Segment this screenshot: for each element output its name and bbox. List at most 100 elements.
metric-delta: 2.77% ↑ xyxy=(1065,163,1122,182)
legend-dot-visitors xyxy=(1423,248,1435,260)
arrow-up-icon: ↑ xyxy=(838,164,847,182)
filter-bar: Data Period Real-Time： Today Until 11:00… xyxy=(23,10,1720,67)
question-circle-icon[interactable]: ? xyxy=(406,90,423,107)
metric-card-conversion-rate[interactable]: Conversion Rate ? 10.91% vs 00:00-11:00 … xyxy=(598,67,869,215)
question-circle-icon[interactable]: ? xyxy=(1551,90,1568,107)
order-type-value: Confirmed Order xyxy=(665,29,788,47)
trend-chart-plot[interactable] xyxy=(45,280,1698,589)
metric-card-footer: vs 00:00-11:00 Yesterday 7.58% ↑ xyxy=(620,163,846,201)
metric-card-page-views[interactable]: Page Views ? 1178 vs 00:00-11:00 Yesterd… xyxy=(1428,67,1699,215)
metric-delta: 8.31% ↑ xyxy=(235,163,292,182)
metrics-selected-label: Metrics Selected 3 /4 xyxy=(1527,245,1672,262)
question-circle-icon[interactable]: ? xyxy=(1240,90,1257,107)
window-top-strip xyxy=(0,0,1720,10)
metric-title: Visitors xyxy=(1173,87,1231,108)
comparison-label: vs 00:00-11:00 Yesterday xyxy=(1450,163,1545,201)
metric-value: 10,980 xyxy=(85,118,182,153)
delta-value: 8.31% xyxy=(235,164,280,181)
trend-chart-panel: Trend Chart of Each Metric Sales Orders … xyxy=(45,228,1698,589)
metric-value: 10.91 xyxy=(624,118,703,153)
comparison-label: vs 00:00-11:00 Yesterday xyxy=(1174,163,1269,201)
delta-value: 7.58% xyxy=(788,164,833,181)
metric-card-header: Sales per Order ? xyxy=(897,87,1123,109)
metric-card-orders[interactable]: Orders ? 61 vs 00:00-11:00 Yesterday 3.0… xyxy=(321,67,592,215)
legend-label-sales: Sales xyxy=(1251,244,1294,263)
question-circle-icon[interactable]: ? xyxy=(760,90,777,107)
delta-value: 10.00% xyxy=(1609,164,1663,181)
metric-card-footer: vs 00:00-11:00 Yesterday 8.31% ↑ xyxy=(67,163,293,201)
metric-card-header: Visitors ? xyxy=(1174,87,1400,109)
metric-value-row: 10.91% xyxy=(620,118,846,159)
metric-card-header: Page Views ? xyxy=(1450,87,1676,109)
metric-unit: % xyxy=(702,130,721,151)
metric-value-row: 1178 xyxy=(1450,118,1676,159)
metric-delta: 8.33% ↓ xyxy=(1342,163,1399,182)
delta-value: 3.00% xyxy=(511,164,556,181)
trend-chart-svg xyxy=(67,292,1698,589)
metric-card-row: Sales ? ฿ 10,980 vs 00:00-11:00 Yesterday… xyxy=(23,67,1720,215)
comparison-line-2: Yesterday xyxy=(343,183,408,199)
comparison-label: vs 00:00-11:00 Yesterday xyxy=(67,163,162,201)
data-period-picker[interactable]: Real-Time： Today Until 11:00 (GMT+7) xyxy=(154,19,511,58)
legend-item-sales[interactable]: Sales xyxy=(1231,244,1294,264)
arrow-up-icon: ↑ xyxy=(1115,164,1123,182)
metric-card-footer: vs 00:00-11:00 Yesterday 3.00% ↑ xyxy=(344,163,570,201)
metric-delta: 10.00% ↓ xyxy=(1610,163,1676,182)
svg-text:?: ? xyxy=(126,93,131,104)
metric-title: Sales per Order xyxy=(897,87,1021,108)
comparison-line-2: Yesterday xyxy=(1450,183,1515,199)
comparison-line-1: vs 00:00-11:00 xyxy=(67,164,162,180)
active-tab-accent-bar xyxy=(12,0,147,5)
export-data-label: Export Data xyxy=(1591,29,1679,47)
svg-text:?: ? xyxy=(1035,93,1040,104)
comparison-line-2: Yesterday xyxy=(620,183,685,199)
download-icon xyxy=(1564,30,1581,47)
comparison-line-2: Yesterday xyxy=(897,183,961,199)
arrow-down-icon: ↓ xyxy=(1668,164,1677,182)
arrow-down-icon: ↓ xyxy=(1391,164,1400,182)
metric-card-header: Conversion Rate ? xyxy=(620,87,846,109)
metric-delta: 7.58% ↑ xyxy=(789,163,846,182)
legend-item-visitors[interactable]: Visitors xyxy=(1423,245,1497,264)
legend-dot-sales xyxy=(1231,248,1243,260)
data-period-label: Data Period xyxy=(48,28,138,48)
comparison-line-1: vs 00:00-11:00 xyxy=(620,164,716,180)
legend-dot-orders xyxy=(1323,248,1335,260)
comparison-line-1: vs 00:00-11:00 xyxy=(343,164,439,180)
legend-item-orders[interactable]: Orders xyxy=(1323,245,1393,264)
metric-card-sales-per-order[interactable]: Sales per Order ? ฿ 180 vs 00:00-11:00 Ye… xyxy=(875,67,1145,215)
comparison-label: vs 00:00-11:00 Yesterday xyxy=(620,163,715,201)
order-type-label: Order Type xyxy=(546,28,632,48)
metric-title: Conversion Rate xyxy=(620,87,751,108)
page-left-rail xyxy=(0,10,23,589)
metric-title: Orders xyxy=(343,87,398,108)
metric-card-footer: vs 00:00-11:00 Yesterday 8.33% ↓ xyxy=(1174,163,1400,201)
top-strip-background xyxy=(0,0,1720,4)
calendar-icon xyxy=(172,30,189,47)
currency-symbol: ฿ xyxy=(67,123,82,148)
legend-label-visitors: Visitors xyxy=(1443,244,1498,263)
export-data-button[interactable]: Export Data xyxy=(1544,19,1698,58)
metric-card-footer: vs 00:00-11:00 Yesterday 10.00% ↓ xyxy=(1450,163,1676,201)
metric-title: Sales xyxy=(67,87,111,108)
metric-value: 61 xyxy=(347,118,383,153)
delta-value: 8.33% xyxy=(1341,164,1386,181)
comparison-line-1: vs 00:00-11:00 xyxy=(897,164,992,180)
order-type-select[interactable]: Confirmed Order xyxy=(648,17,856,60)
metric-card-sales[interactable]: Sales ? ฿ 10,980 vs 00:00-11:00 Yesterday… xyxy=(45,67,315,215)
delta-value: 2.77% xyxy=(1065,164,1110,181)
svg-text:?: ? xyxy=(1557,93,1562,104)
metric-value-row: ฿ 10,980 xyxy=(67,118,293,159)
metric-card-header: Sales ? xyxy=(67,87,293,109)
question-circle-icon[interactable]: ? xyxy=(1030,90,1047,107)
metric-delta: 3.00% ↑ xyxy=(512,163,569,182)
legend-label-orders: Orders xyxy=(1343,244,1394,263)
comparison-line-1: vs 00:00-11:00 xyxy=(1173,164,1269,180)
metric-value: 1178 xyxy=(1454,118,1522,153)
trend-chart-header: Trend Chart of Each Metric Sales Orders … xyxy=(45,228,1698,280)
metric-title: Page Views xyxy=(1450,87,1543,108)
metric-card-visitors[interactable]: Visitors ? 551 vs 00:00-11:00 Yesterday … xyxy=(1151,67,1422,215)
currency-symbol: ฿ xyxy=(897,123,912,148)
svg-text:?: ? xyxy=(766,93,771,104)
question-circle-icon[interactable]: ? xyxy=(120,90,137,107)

REQUIREMENT:
Print every item above verbatim, one per line, changing nothing and leaving none out.

TASK OUTPUT:
Segment this screenshot: for each element output its name and bbox. List at most 100 elements.
metric-delta: 2.77% ↑ xyxy=(1065,163,1122,182)
legend-dot-visitors xyxy=(1423,248,1435,260)
arrow-up-icon: ↑ xyxy=(838,164,847,182)
filter-bar: Data Period Real-Time： Today Until 11:00… xyxy=(23,10,1720,67)
question-circle-icon[interactable]: ? xyxy=(406,90,423,107)
metric-card-conversion-rate[interactable]: Conversion Rate ? 10.91% vs 00:00-11:00 … xyxy=(598,67,869,215)
question-circle-icon[interactable]: ? xyxy=(1551,90,1568,107)
order-type-value: Confirmed Order xyxy=(665,29,788,47)
trend-chart-plot[interactable] xyxy=(45,280,1698,589)
metric-card-footer: vs 00:00-11:00 Yesterday 7.58% ↑ xyxy=(620,163,846,201)
metric-card-page-views[interactable]: Page Views ? 1178 vs 00:00-11:00 Yesterd… xyxy=(1428,67,1699,215)
metric-delta: 8.31% ↑ xyxy=(235,163,292,182)
metrics-selected-label: Metrics Selected 3 /4 xyxy=(1527,245,1672,262)
question-circle-icon[interactable]: ? xyxy=(1240,90,1257,107)
window-top-strip xyxy=(0,0,1720,10)
metric-title: Visitors xyxy=(1173,87,1231,108)
comparison-label: vs 00:00-11:00 Yesterday xyxy=(1450,163,1545,201)
metric-value: 10,980 xyxy=(85,118,182,153)
delta-value: 8.31% xyxy=(235,164,280,181)
trend-chart-panel: Trend Chart of Each Metric Sales Orders … xyxy=(45,228,1698,589)
metric-value: 10.91 xyxy=(624,118,703,153)
comparison-label: vs 00:00-11:00 Yesterday xyxy=(1174,163,1269,201)
delta-value: 7.58% xyxy=(788,164,833,181)
metric-card-header: Sales per Order ? xyxy=(897,87,1123,109)
metric-card-orders[interactable]: Orders ? 61 vs 00:00-11:00 Yesterday 3.0… xyxy=(321,67,592,215)
legend-label-sales: Sales xyxy=(1251,244,1294,263)
question-circle-icon[interactable]: ? xyxy=(760,90,777,107)
delta-value: 10.00% xyxy=(1609,164,1663,181)
metric-card-footer: vs 00:00-11:00 Yesterday 8.31% ↑ xyxy=(67,163,293,201)
metric-card-header: Visitors ? xyxy=(1174,87,1400,109)
metric-value-row: 10.91% xyxy=(620,118,846,159)
metric-card-header: Page Views ? xyxy=(1450,87,1676,109)
metric-unit: % xyxy=(702,130,721,151)
metric-value-row: 1178 xyxy=(1450,118,1676,159)
metric-delta: 8.33% ↓ xyxy=(1342,163,1399,182)
delta-value: 3.00% xyxy=(511,164,556,181)
trend-chart-svg xyxy=(67,292,1698,589)
metric-card-row: Sales ? ฿ 10,980 vs 00:00-11:00 Yesterday… xyxy=(23,67,1720,215)
comparison-line-2: Yesterday xyxy=(343,183,408,199)
comparison-label: vs 00:00-11:00 Yesterday xyxy=(67,163,162,201)
data-period-picker[interactable]: Real-Time： Today Until 11:00 (GMT+7) xyxy=(154,19,511,58)
legend-item-sales[interactable]: Sales xyxy=(1231,244,1294,264)
arrow-up-icon: ↑ xyxy=(1115,164,1123,182)
metric-card-footer: vs 00:00-11:00 Yesterday 3.00% ↑ xyxy=(344,163,570,201)
metric-delta: 10.00% ↓ xyxy=(1610,163,1676,182)
svg-text:?: ? xyxy=(126,93,131,104)
metric-title: Sales per Order xyxy=(897,87,1021,108)
comparison-line-2: Yesterday xyxy=(1450,183,1515,199)
comparison-line-1: vs 00:00-11:00 xyxy=(67,164,162,180)
active-tab-accent-bar xyxy=(12,0,147,5)
export-data-label: Export Data xyxy=(1591,29,1679,47)
svg-text:?: ? xyxy=(1035,93,1040,104)
comparison-line-2: Yesterday xyxy=(620,183,685,199)
download-icon xyxy=(1564,30,1581,47)
comparison-line-2: Yesterday xyxy=(897,183,961,199)
arrow-down-icon: ↓ xyxy=(1668,164,1677,182)
arrow-down-icon: ↓ xyxy=(1391,164,1400,182)
metric-card-header: Conversion Rate ? xyxy=(620,87,846,109)
metric-delta: 7.58% ↑ xyxy=(789,163,846,182)
legend-item-visitors[interactable]: Visitors xyxy=(1423,245,1497,264)
legend-dot-sales xyxy=(1231,248,1243,260)
data-period-label: Data Period xyxy=(48,28,138,48)
comparison-line-1: vs 00:00-11:00 xyxy=(620,164,716,180)
legend-dot-orders xyxy=(1323,248,1335,260)
comparison-line-1: vs 00:00-11:00 xyxy=(343,164,439,180)
legend-item-orders[interactable]: Orders xyxy=(1323,245,1393,264)
metric-card-sales-per-order[interactable]: Sales per Order ? ฿ 180 vs 00:00-11:00 Ye… xyxy=(875,67,1145,215)
comparison-label: vs 00:00-11:00 Yesterday xyxy=(620,163,715,201)
order-type-label: Order Type xyxy=(546,28,632,48)
metric-title: Conversion Rate xyxy=(620,87,751,108)
page-left-rail xyxy=(0,10,23,589)
metric-title: Orders xyxy=(343,87,398,108)
metric-card-footer: vs 00:00-11:00 Yesterday 8.33% ↓ xyxy=(1174,163,1400,201)
top-strip-background xyxy=(0,0,1720,4)
calendar-icon xyxy=(172,30,189,47)
currency-symbol: ฿ xyxy=(67,123,82,148)
legend-label-visitors: Visitors xyxy=(1443,244,1498,263)
export-data-button[interactable]: Export Data xyxy=(1544,19,1698,58)
metric-card-footer: vs 00:00-11:00 Yesterday 10.00% ↓ xyxy=(1450,163,1676,201)
metric-title: Sales xyxy=(67,87,111,108)
metric-value: 61 xyxy=(347,118,383,153)
delta-value: 8.33% xyxy=(1341,164,1386,181)
comparison-line-1: vs 00:00-11:00 xyxy=(897,164,992,180)
order-type-select[interactable]: Confirmed Order xyxy=(648,17,856,60)
metric-card-sales[interactable]: Sales ? ฿ 10,980 vs 00:00-11:00 Yesterday… xyxy=(45,67,315,215)
delta-value: 2.77% xyxy=(1065,164,1110,181)
svg-text:?: ? xyxy=(1557,93,1562,104)
metric-value-row: ฿ 10,980 xyxy=(67,118,293,159)
metric-card-header: Sales ? xyxy=(67,87,293,109)
question-circle-icon[interactable]: ? xyxy=(1030,90,1047,107)
metric-delta: 3.00% ↑ xyxy=(512,163,569,182)
legend-label-orders: Orders xyxy=(1343,244,1394,263)
comparison-line-1: vs 00:00-11:00 xyxy=(1173,164,1269,180)
metric-value: 1178 xyxy=(1454,118,1522,153)
trend-chart-header: Trend Chart of Each Metric Sales Orders … xyxy=(45,228,1698,280)
metric-title: Page Views xyxy=(1450,87,1543,108)
metric-card-visitors[interactable]: Visitors ? 551 vs 00:00-11:00 Yesterday … xyxy=(1151,67,1422,215)
currency-symbol: ฿ xyxy=(897,123,912,148)
svg-text:?: ? xyxy=(766,93,771,104)
question-circle-icon[interactable]: ? xyxy=(120,90,137,107)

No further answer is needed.